PROBLEM DETAILS:
Count how many lines of the material below have the word "text" and give only the number.

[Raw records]
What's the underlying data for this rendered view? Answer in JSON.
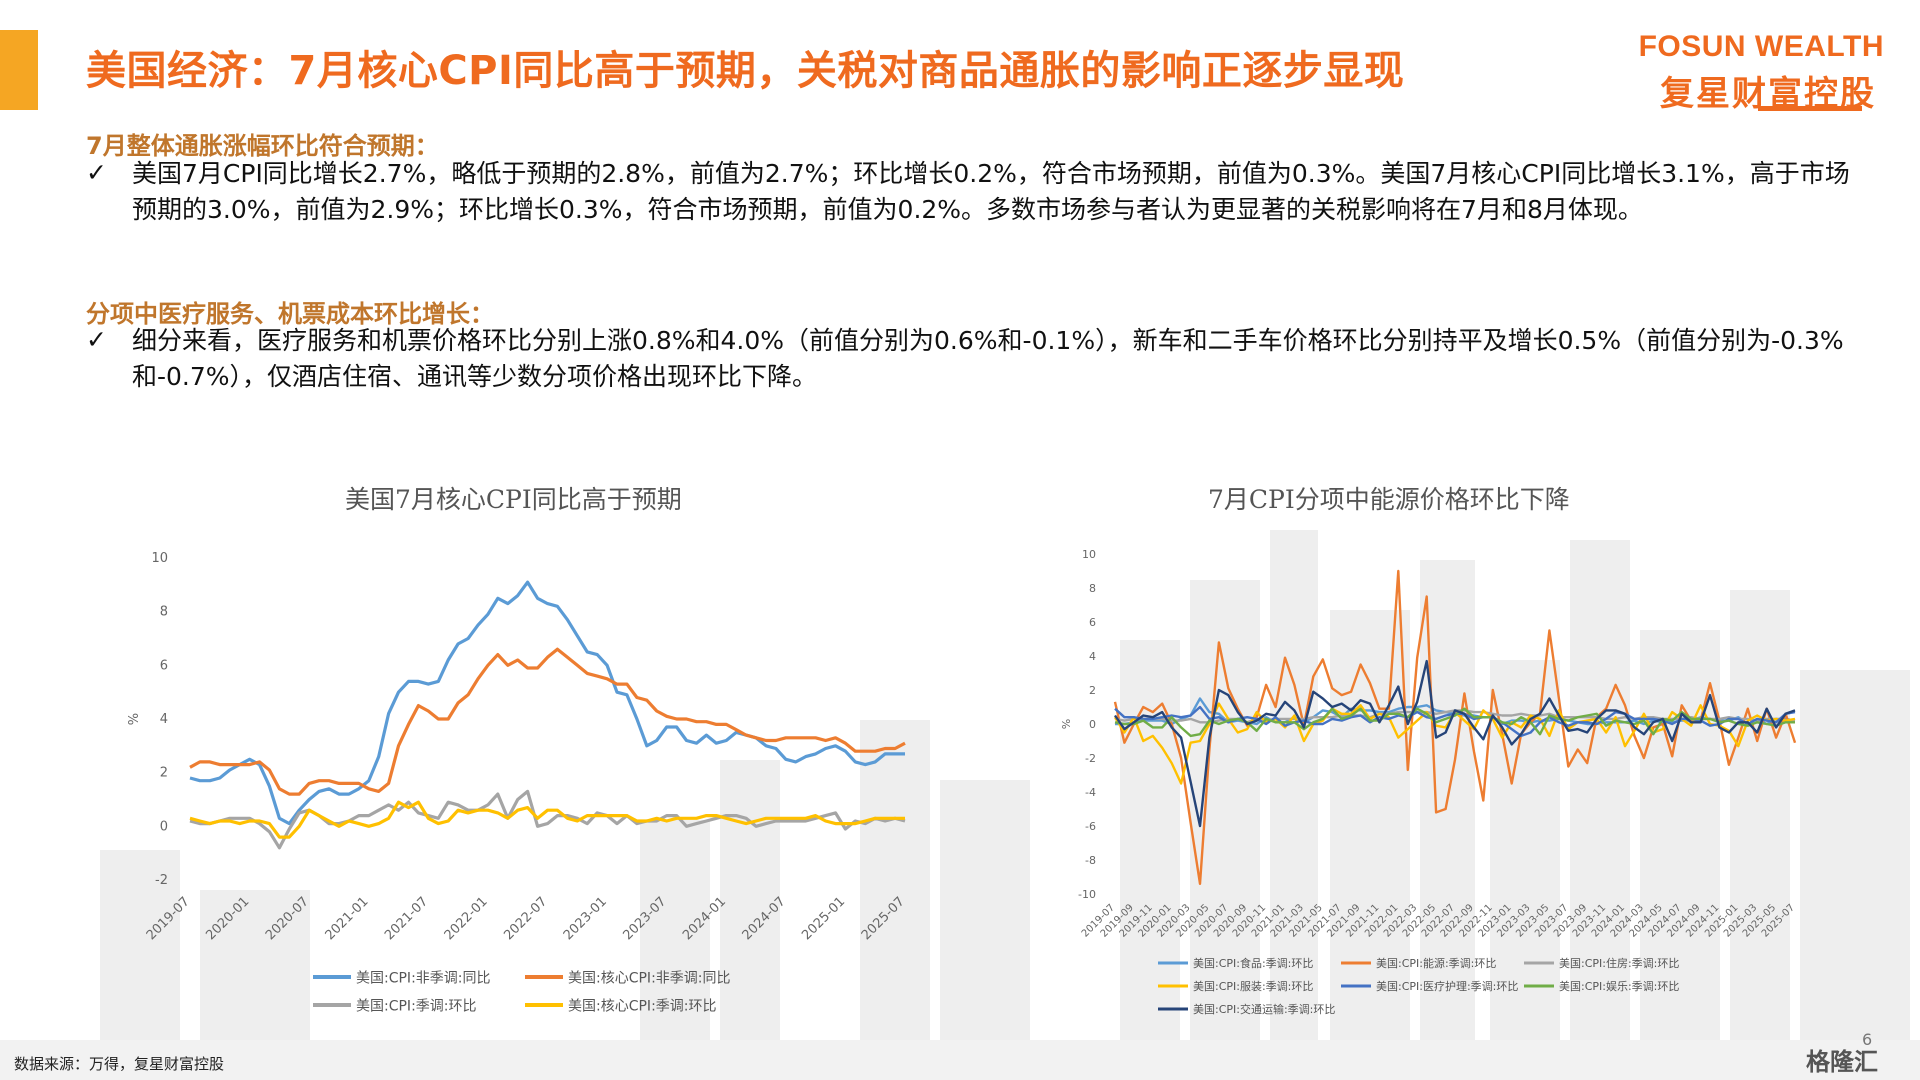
{
  "header": {
    "title": "美国经济：7月核心CPI同比高于预期，关税对商品通胀的影响正逐步显现",
    "brand_en": "FOSUN WEALTH",
    "brand_cn": "复星财富控股",
    "accent_color": "#ef6a1f",
    "bar_color": "#f5a623"
  },
  "sections": [
    {
      "heading": "7月整体通胀涨幅环比符合预期：",
      "check": "✓",
      "text": "美国7月CPI同比增长2.7%，略低于预期的2.8%，前值为2.7%；环比增长0.2%，符合市场预期，前值为0.3%。美国7月核心CPI同比增长3.1%，高于市场预期的3.0%，前值为2.9%；环比增长0.3%，符合市场预期，前值为0.2%。多数市场参与者认为更显著的关税影响将在7月和8月体现。"
    },
    {
      "heading": "分项中医疗服务、机票成本环比增长：",
      "check": "✓",
      "text": "细分来看，医疗服务和机票价格环比分别上涨0.8%和4.0%（前值分别为0.6%和-0.1%），新车和二手车价格环比分别持平及增长0.5%（前值分别为-0.3%和-0.7%），仅酒店住宿、通讯等少数分项价格出现环比下降。"
    }
  ],
  "chart_data": [
    {
      "type": "line",
      "title": "美国7月核心CPI同比高于预期",
      "ylabel": "%",
      "ylim": [
        -2,
        10
      ],
      "yticks": [
        "-2",
        "0",
        "2",
        "4",
        "6",
        "8",
        "10"
      ],
      "x_start": "2019-07",
      "x_end": "2025-07",
      "x_ticks": [
        "2019-07",
        "2020-01",
        "2020-07",
        "2021-01",
        "2021-07",
        "2022-01",
        "2022-07",
        "2023-01",
        "2023-07",
        "2024-01",
        "2024-07",
        "2025-01",
        "2025-07"
      ],
      "legend_position": "bottom",
      "series": [
        {
          "name": "美国:CPI:非季调:同比",
          "color": "#5b9bd5",
          "values": [
            1.8,
            1.7,
            1.7,
            1.8,
            2.1,
            2.3,
            2.5,
            2.3,
            1.5,
            0.3,
            0.1,
            0.6,
            1.0,
            1.3,
            1.4,
            1.2,
            1.2,
            1.4,
            1.7,
            2.6,
            4.2,
            5.0,
            5.4,
            5.4,
            5.3,
            5.4,
            6.2,
            6.8,
            7.0,
            7.5,
            7.9,
            8.5,
            8.3,
            8.6,
            9.1,
            8.5,
            8.3,
            8.2,
            7.7,
            7.1,
            6.5,
            6.4,
            6.0,
            5.0,
            4.9,
            4.0,
            3.0,
            3.2,
            3.7,
            3.7,
            3.2,
            3.1,
            3.4,
            3.1,
            3.2,
            3.5,
            3.4,
            3.3,
            3.0,
            2.9,
            2.5,
            2.4,
            2.6,
            2.7,
            2.9,
            3.0,
            2.8,
            2.4,
            2.3,
            2.4,
            2.7,
            2.7,
            2.7
          ]
        },
        {
          "name": "美国:核心CPI:非季调:同比",
          "color": "#ed7d31",
          "values": [
            2.2,
            2.4,
            2.4,
            2.3,
            2.3,
            2.3,
            2.3,
            2.4,
            2.1,
            1.4,
            1.2,
            1.2,
            1.6,
            1.7,
            1.7,
            1.6,
            1.6,
            1.6,
            1.4,
            1.3,
            1.6,
            3.0,
            3.8,
            4.5,
            4.3,
            4.0,
            4.0,
            4.6,
            4.9,
            5.5,
            6.0,
            6.4,
            6.0,
            6.2,
            5.9,
            5.9,
            6.3,
            6.6,
            6.3,
            6.0,
            5.7,
            5.6,
            5.5,
            5.3,
            5.3,
            4.8,
            4.7,
            4.3,
            4.1,
            4.0,
            4.0,
            3.9,
            3.9,
            3.8,
            3.8,
            3.6,
            3.4,
            3.3,
            3.2,
            3.2,
            3.3,
            3.3,
            3.3,
            3.3,
            3.2,
            3.3,
            3.1,
            2.8,
            2.8,
            2.8,
            2.9,
            2.9,
            3.1
          ]
        },
        {
          "name": "美国:CPI:季调:环比",
          "color": "#a5a5a5",
          "values": [
            0.2,
            0.1,
            0.1,
            0.2,
            0.3,
            0.3,
            0.3,
            0.1,
            -0.2,
            -0.8,
            -0.1,
            0.5,
            0.6,
            0.4,
            0.1,
            0.1,
            0.2,
            0.4,
            0.4,
            0.6,
            0.8,
            0.6,
            0.9,
            0.5,
            0.4,
            0.3,
            0.9,
            0.8,
            0.6,
            0.6,
            0.8,
            1.2,
            0.3,
            1.0,
            1.3,
            0.0,
            0.1,
            0.4,
            0.4,
            0.3,
            0.1,
            0.5,
            0.4,
            0.1,
            0.4,
            0.1,
            0.2,
            0.2,
            0.4,
            0.4,
            0.0,
            0.1,
            0.2,
            0.3,
            0.4,
            0.4,
            0.3,
            0.0,
            0.1,
            0.2,
            0.2,
            0.2,
            0.2,
            0.3,
            0.4,
            0.5,
            -0.1,
            0.2,
            0.1,
            0.3,
            0.2,
            0.3,
            0.2
          ]
        },
        {
          "name": "美国:核心CPI:季调:环比",
          "color": "#ffc000",
          "values": [
            0.3,
            0.2,
            0.1,
            0.2,
            0.2,
            0.1,
            0.2,
            0.2,
            0.1,
            -0.4,
            -0.4,
            0.0,
            0.6,
            0.4,
            0.2,
            0.0,
            0.2,
            0.1,
            0.0,
            0.1,
            0.3,
            0.9,
            0.7,
            0.9,
            0.3,
            0.1,
            0.2,
            0.6,
            0.5,
            0.6,
            0.6,
            0.5,
            0.3,
            0.6,
            0.7,
            0.3,
            0.6,
            0.6,
            0.3,
            0.2,
            0.4,
            0.4,
            0.4,
            0.4,
            0.4,
            0.2,
            0.2,
            0.3,
            0.2,
            0.3,
            0.3,
            0.3,
            0.4,
            0.4,
            0.3,
            0.2,
            0.1,
            0.2,
            0.3,
            0.3,
            0.3,
            0.3,
            0.3,
            0.4,
            0.2,
            0.1,
            0.1,
            0.1,
            0.2,
            0.3,
            0.3,
            0.3,
            0.3
          ]
        }
      ]
    },
    {
      "type": "line",
      "title": "7月CPI分项中能源价格环比下降",
      "ylabel": "%",
      "ylim": [
        -10,
        10
      ],
      "yticks": [
        "-10",
        "-8",
        "-6",
        "-4",
        "-2",
        "0",
        "2",
        "4",
        "6",
        "8",
        "10"
      ],
      "x_start": "2019-07",
      "x_end": "2025-07",
      "x_ticks": [
        "2019-07",
        "2019-09",
        "2019-11",
        "2020-01",
        "2020-03",
        "2020-05",
        "2020-07",
        "2020-09",
        "2020-11",
        "2021-01",
        "2021-03",
        "2021-05",
        "2021-07",
        "2021-09",
        "2021-11",
        "2022-01",
        "2022-03",
        "2022-05",
        "2022-07",
        "2022-09",
        "2022-11",
        "2023-01",
        "2023-03",
        "2023-05",
        "2023-07",
        "2023-09",
        "2023-11",
        "2024-01",
        "2024-03",
        "2024-05",
        "2024-07",
        "2024-09",
        "2024-11",
        "2025-01",
        "2025-03",
        "2025-05",
        "2025-07"
      ],
      "legend_position": "bottom",
      "series": [
        {
          "name": "美国:CPI:食品:季调:环比",
          "color": "#5b9bd5",
          "values": [
            0.0,
            0.0,
            0.1,
            0.2,
            0.2,
            0.2,
            0.0,
            0.3,
            0.5,
            1.5,
            0.7,
            0.6,
            0.1,
            0.2,
            0.1,
            0.0,
            0.4,
            0.1,
            0.1,
            0.4,
            0.1,
            0.4,
            0.8,
            0.7,
            0.4,
            0.9,
            0.8,
            0.8,
            0.7,
            0.7,
            0.9,
            1.0,
            1.0,
            1.1,
            0.8,
            0.7,
            0.6,
            0.5,
            0.5,
            0.4,
            0.4,
            0.0,
            0.2,
            0.2,
            0.1,
            0.2,
            0.2,
            0.3,
            0.2,
            0.1,
            0.0,
            0.0,
            0.1,
            0.1,
            0.1,
            0.2,
            0.0,
            0.2,
            0.1,
            0.1,
            0.2,
            0.2,
            0.4,
            0.3,
            0.2,
            0.2,
            0.4,
            0.0,
            0.3,
            0.0,
            0.3,
            0.3,
            0.2
          ]
        },
        {
          "name": "美国:CPI:能源:季调:环比",
          "color": "#ed7d31",
          "values": [
            1.3,
            -1.1,
            0.0,
            1.0,
            0.7,
            1.2,
            0.0,
            -2.0,
            -5.8,
            -9.4,
            -1.5,
            4.8,
            2.1,
            0.9,
            -0.1,
            0.4,
            2.3,
            1.0,
            3.9,
            2.3,
            -0.1,
            2.8,
            3.8,
            2.1,
            1.7,
            1.9,
            3.5,
            2.4,
            0.9,
            0.9,
            9.0,
            -2.7,
            3.9,
            7.5,
            -5.2,
            -5.0,
            -2.1,
            1.8,
            -1.6,
            -4.5,
            2.0,
            -0.6,
            -3.5,
            -0.6,
            0.1,
            0.6,
            5.5,
            1.5,
            -2.5,
            -1.5,
            -2.3,
            0.4,
            0.9,
            2.3,
            1.1,
            -0.7,
            -2.0,
            -0.2,
            0.0,
            -1.9,
            1.1,
            0.2,
            0.2,
            2.4,
            0.2,
            -2.4,
            -0.8,
            0.9,
            -1.0,
            0.9,
            -0.8,
            0.6,
            -1.1
          ]
        },
        {
          "name": "美国:CPI:住房:季调:环比",
          "color": "#a5a5a5",
          "values": [
            0.3,
            0.2,
            0.3,
            0.3,
            0.3,
            0.3,
            0.2,
            0.2,
            0.3,
            0.1,
            0.1,
            0.2,
            0.3,
            0.3,
            0.1,
            0.3,
            0.2,
            0.3,
            0.3,
            0.3,
            0.3,
            0.4,
            0.4,
            0.4,
            0.5,
            0.5,
            0.5,
            0.4,
            0.6,
            0.6,
            0.7,
            0.7,
            0.7,
            0.7,
            0.6,
            0.7,
            0.8,
            0.8,
            0.7,
            0.7,
            0.6,
            0.5,
            0.5,
            0.6,
            0.5,
            0.5,
            0.6,
            0.4,
            0.4,
            0.4,
            0.4,
            0.4,
            0.3,
            0.3,
            0.4,
            0.3,
            0.4,
            0.4,
            0.3,
            0.3,
            0.3,
            0.4,
            0.3,
            0.3,
            0.3,
            0.4,
            0.3,
            0.3,
            0.2,
            0.3,
            0.3,
            0.2,
            0.2
          ]
        },
        {
          "name": "美国:CPI:服装:季调:环比",
          "color": "#ffc000",
          "values": [
            0.4,
            -0.5,
            0.4,
            -1.0,
            -0.7,
            -1.4,
            -2.3,
            -3.5,
            -1.1,
            -1.0,
            0.0,
            1.2,
            0.3,
            -0.5,
            -0.3,
            0.7,
            0.1,
            0.3,
            -0.2,
            0.5,
            -1.0,
            0.0,
            0.2,
            0.9,
            0.6,
            0.6,
            1.1,
            0.3,
            0.6,
            0.4,
            -0.8,
            -0.3,
            0.2,
            0.7,
            -0.1,
            -0.2,
            0.7,
            0.2,
            -0.3,
            0.8,
            0.3,
            -0.8,
            0.1,
            -0.2,
            0.5,
            0.3,
            -0.7,
            0.8,
            -0.3,
            0.1,
            0.2,
            0.3,
            -0.5,
            0.4,
            -1.3,
            -0.4,
            0.6,
            -0.5,
            -0.3,
            0.7,
            0.3,
            -0.1,
            1.1,
            0.0,
            -0.1,
            -0.4,
            -1.3,
            0.2,
            0.5,
            0.2,
            0.3,
            0.2,
            0.3
          ]
        },
        {
          "name": "美国:CPI:医疗护理:季调:环比",
          "color": "#4472c4",
          "values": [
            0.9,
            0.4,
            0.4,
            0.3,
            0.3,
            0.4,
            0.5,
            0.4,
            0.5,
            1.0,
            0.3,
            0.4,
            0.1,
            0.3,
            0.4,
            0.3,
            0.0,
            0.4,
            -0.1,
            0.1,
            0.2,
            0.0,
            0.0,
            0.3,
            0.2,
            0.4,
            0.5,
            0.1,
            0.4,
            0.3,
            0.5,
            0.4,
            0.7,
            0.4,
            0.3,
            0.5,
            0.6,
            0.6,
            0.3,
            0.4,
            0.4,
            0.1,
            -0.3,
            -0.7,
            -0.5,
            0.1,
            0.4,
            0.1,
            -0.1,
            0.1,
            0.1,
            0.0,
            0.3,
            0.7,
            0.6,
            0.3,
            0.3,
            0.3,
            0.2,
            0.0,
            0.3,
            0.3,
            0.2,
            -0.1,
            0.0,
            0.3,
            0.3,
            0.0,
            0.3,
            0.2,
            0.1,
            0.6,
            0.7
          ]
        },
        {
          "name": "美国:CPI:娱乐:季调:环比",
          "color": "#70ad47",
          "values": [
            0.1,
            0.0,
            0.0,
            0.2,
            -0.2,
            -0.2,
            0.4,
            -0.2,
            -0.7,
            -0.6,
            0.2,
            0.0,
            0.2,
            0.3,
            0.1,
            -0.4,
            0.3,
            0.1,
            0.1,
            0.1,
            -0.3,
            0.1,
            0.3,
            0.9,
            0.3,
            0.5,
            0.9,
            0.2,
            0.2,
            0.6,
            0.6,
            0.4,
            0.9,
            0.6,
            0.1,
            0.3,
            0.5,
            0.9,
            0.4,
            0.4,
            0.4,
            0.1,
            0.0,
            0.4,
            0.1,
            -0.6,
            0.5,
            0.3,
            0.2,
            0.4,
            0.5,
            0.6,
            -0.1,
            0.2,
            0.1,
            0.0,
            0.2,
            -0.6,
            0.3,
            0.2,
            0.7,
            0.3,
            0.3,
            0.3,
            0.1,
            0.2,
            0.0,
            -0.1,
            0.1,
            0.0,
            -0.1,
            0.1,
            0.1
          ]
        },
        {
          "name": "美国:CPI:交通运输:季调:环比",
          "color": "#264478",
          "values": [
            0.5,
            -0.3,
            0.1,
            0.5,
            0.4,
            0.7,
            -0.2,
            -0.8,
            -3.4,
            -6.0,
            -0.8,
            2.0,
            1.7,
            0.7,
            0.0,
            0.2,
            0.6,
            0.5,
            1.3,
            0.8,
            -0.2,
            1.9,
            1.5,
            1.0,
            1.2,
            0.8,
            1.4,
            1.2,
            0.1,
            1.1,
            2.2,
            0.0,
            1.3,
            3.7,
            -0.8,
            -0.5,
            0.8,
            0.6,
            -0.2,
            -0.9,
            0.5,
            -0.2,
            -1.2,
            -0.6,
            0.3,
            0.6,
            1.5,
            0.5,
            -0.4,
            -0.3,
            -0.5,
            0.3,
            0.8,
            0.8,
            0.6,
            -0.2,
            -0.6,
            0.1,
            0.3,
            -1.0,
            0.6,
            0.1,
            0.1,
            1.7,
            -0.2,
            -0.5,
            0.1,
            0.1,
            -0.5,
            0.9,
            -0.2,
            0.6,
            0.8
          ]
        }
      ]
    }
  ],
  "footer": {
    "source": "数据来源：万得，复星财富控股",
    "page_number": "6",
    "watermark": "格隆汇"
  }
}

SOLUTION TO THIS PROBLEM:
2